### GIVEN TASK
Will you write out all the entries below exactly?
....
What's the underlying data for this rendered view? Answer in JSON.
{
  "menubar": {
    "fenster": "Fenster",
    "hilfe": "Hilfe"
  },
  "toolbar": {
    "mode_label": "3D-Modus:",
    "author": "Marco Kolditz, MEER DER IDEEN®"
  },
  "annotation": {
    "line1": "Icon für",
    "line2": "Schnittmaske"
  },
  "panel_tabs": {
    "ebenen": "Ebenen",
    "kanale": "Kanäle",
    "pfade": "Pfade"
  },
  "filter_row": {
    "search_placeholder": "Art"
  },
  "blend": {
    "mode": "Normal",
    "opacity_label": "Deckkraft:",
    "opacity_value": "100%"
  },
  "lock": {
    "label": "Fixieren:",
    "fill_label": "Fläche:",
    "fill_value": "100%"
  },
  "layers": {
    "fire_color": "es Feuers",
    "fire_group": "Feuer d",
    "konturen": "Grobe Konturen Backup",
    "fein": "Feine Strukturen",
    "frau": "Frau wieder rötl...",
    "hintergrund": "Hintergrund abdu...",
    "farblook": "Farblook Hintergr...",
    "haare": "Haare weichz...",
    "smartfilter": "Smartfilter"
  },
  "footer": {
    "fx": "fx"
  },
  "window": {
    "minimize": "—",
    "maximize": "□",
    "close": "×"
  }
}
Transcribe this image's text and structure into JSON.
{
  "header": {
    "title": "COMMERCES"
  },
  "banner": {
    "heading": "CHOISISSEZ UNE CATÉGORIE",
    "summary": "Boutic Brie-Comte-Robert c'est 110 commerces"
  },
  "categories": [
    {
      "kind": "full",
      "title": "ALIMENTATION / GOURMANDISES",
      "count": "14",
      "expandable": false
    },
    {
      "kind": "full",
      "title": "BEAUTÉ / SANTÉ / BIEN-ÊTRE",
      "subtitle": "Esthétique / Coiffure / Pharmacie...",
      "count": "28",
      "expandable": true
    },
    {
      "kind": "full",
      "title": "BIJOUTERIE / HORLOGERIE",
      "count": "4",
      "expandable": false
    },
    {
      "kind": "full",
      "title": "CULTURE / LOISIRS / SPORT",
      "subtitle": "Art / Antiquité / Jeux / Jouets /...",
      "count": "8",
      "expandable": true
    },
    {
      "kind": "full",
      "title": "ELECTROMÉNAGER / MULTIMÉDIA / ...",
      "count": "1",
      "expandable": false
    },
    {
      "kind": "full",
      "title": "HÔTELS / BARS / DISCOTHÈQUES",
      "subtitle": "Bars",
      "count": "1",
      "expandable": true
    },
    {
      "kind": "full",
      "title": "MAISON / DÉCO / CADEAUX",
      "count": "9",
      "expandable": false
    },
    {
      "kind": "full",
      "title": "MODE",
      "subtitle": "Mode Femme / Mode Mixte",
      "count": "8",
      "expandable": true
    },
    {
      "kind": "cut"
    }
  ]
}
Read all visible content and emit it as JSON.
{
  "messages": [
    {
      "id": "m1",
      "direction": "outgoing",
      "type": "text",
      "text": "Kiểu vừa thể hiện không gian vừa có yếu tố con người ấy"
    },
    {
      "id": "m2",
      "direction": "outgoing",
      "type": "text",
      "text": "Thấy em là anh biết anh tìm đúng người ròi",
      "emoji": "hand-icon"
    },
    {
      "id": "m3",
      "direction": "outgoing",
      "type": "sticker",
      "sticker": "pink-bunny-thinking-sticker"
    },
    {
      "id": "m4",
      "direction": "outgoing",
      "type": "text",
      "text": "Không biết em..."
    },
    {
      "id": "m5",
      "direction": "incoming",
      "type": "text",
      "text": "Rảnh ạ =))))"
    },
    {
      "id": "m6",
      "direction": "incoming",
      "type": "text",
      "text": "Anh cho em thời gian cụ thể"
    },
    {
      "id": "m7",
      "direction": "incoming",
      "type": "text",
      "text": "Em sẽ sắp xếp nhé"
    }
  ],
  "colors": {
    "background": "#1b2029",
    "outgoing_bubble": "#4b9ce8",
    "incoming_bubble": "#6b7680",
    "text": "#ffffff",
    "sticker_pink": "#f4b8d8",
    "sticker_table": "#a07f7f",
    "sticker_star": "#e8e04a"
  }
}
....
### EXERCISE OUTPUT
What's the underlying data for this rendered view? Answer in JSON.
{
  "menubar": {
    "fenster": "Fenster",
    "hilfe": "Hilfe"
  },
  "toolbar": {
    "mode_label": "3D-Modus:",
    "author": "Marco Kolditz, MEER DER IDEEN®"
  },
  "annotation": {
    "line1": "Icon für",
    "line2": "Schnittmaske"
  },
  "panel_tabs": {
    "ebenen": "Ebenen",
    "kanale": "Kanäle",
    "pfade": "Pfade"
  },
  "filter_row": {
    "search_placeholder": "Art"
  },
  "blend": {
    "mode": "Normal",
    "opacity_label": "Deckkraft:",
    "opacity_value": "100%"
  },
  "lock": {
    "label": "Fixieren:",
    "fill_label": "Fläche:",
    "fill_value": "100%"
  },
  "layers": {
    "fire_color": "es Feuers",
    "fire_group": "Feuer d",
    "konturen": "Grobe Konturen Backup",
    "fein": "Feine Strukturen",
    "frau": "Frau wieder rötl...",
    "hintergrund": "Hintergrund abdu...",
    "farblook": "Farblook Hintergr...",
    "haare": "Haare weichz...",
    "smartfilter": "Smartfilter"
  },
  "footer": {
    "fx": "fx"
  },
  "window": {
    "minimize": "—",
    "maximize": "□",
    "close": "×"
  }
}
Transcribe this image's text and structure into JSON.
{
  "header": {
    "title": "COMMERCES"
  },
  "banner": {
    "heading": "CHOISISSEZ UNE CATÉGORIE",
    "summary": "Boutic Brie-Comte-Robert c'est 110 commerces"
  },
  "categories": [
    {
      "kind": "full",
      "title": "ALIMENTATION / GOURMANDISES",
      "count": "14",
      "expandable": false
    },
    {
      "kind": "full",
      "title": "BEAUTÉ / SANTÉ / BIEN-ÊTRE",
      "subtitle": "Esthétique / Coiffure / Pharmacie...",
      "count": "28",
      "expandable": true
    },
    {
      "kind": "full",
      "title": "BIJOUTERIE / HORLOGERIE",
      "count": "4",
      "expandable": false
    },
    {
      "kind": "full",
      "title": "CULTURE / LOISIRS / SPORT",
      "subtitle": "Art / Antiquité / Jeux / Jouets /...",
      "count": "8",
      "expandable": true
    },
    {
      "kind": "full",
      "title": "ELECTROMÉNAGER / MULTIMÉDIA / ...",
      "count": "1",
      "expandable": false
    },
    {
      "kind": "full",
      "title": "HÔTELS / BARS / DISCOTHÈQUES",
      "subtitle": "Bars",
      "count": "1",
      "expandable": true
    },
    {
      "kind": "full",
      "title": "MAISON / DÉCO / CADEAUX",
      "count": "9",
      "expandable": false
    },
    {
      "kind": "full",
      "title": "MODE",
      "subtitle": "Mode Femme / Mode Mixte",
      "count": "8",
      "expandable": true
    },
    {
      "kind": "cut"
    }
  ]
}
Read all visible content and emit it as JSON.
{
  "messages": [
    {
      "id": "m1",
      "direction": "outgoing",
      "type": "text",
      "text": "Kiểu vừa thể hiện không gian vừa có yếu tố con người ấy"
    },
    {
      "id": "m2",
      "direction": "outgoing",
      "type": "text",
      "text": "Thấy em là anh biết anh tìm đúng người ròi",
      "emoji": "hand-icon"
    },
    {
      "id": "m3",
      "direction": "outgoing",
      "type": "sticker",
      "sticker": "pink-bunny-thinking-sticker"
    },
    {
      "id": "m4",
      "direction": "outgoing",
      "type": "text",
      "text": "Không biết em..."
    },
    {
      "id": "m5",
      "direction": "incoming",
      "type": "text",
      "text": "Rảnh ạ =))))"
    },
    {
      "id": "m6",
      "direction": "incoming",
      "type": "text",
      "text": "Anh cho em thời gian cụ thể"
    },
    {
      "id": "m7",
      "direction": "incoming",
      "type": "text",
      "text": "Em sẽ sắp xếp nhé"
    }
  ],
  "colors": {
    "background": "#1b2029",
    "outgoing_bubble": "#4b9ce8",
    "incoming_bubble": "#6b7680",
    "text": "#ffffff",
    "sticker_pink": "#f4b8d8",
    "sticker_table": "#a07f7f",
    "sticker_star": "#e8e04a"
  }
}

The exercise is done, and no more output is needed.